╭─ GIVEN INFORMATION

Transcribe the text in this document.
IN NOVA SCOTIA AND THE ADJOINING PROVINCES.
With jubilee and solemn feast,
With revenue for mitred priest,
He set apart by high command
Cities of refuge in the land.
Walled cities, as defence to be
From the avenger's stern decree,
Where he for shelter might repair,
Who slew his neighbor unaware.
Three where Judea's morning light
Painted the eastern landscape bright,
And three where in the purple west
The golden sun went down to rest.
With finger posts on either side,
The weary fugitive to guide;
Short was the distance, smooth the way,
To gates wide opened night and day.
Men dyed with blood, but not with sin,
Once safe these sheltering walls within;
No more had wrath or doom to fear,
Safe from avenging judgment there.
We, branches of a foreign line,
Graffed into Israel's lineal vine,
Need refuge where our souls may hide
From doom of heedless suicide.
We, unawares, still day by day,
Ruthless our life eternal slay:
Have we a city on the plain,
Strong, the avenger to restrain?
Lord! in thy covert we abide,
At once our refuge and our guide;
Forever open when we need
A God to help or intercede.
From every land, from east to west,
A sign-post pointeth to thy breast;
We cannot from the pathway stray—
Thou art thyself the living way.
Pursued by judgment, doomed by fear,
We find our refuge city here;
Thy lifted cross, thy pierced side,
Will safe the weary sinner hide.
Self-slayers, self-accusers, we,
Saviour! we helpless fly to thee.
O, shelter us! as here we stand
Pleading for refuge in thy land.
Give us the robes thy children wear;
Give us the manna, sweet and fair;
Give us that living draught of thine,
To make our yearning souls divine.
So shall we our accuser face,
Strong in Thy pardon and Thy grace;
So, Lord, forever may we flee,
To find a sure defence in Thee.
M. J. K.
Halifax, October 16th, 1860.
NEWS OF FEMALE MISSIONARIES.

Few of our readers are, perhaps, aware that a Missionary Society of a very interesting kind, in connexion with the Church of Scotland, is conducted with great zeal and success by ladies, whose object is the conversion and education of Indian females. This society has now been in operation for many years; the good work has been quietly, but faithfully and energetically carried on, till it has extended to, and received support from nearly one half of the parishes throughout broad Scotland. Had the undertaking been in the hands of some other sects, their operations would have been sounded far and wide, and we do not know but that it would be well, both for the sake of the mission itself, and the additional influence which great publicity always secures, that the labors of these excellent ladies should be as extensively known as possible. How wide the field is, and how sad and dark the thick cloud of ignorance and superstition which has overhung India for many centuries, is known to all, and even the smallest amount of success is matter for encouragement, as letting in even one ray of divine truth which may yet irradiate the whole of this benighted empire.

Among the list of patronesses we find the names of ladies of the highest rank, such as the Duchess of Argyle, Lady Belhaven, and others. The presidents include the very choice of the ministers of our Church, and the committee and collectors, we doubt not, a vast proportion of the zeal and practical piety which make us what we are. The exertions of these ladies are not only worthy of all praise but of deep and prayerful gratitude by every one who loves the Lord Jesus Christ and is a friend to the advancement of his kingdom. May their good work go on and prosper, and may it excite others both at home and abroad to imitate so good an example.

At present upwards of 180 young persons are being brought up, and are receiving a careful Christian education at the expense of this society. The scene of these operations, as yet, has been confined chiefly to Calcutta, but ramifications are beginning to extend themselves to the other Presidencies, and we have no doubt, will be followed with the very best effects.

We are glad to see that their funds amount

╰─

= PROBLEM REQUIREMENTS =
Scan the material above. Copy each line that holds the word "weary".

= REPLY TO THE TASK =
The weary fugitive to guide;
Will safe the weary sinner hide.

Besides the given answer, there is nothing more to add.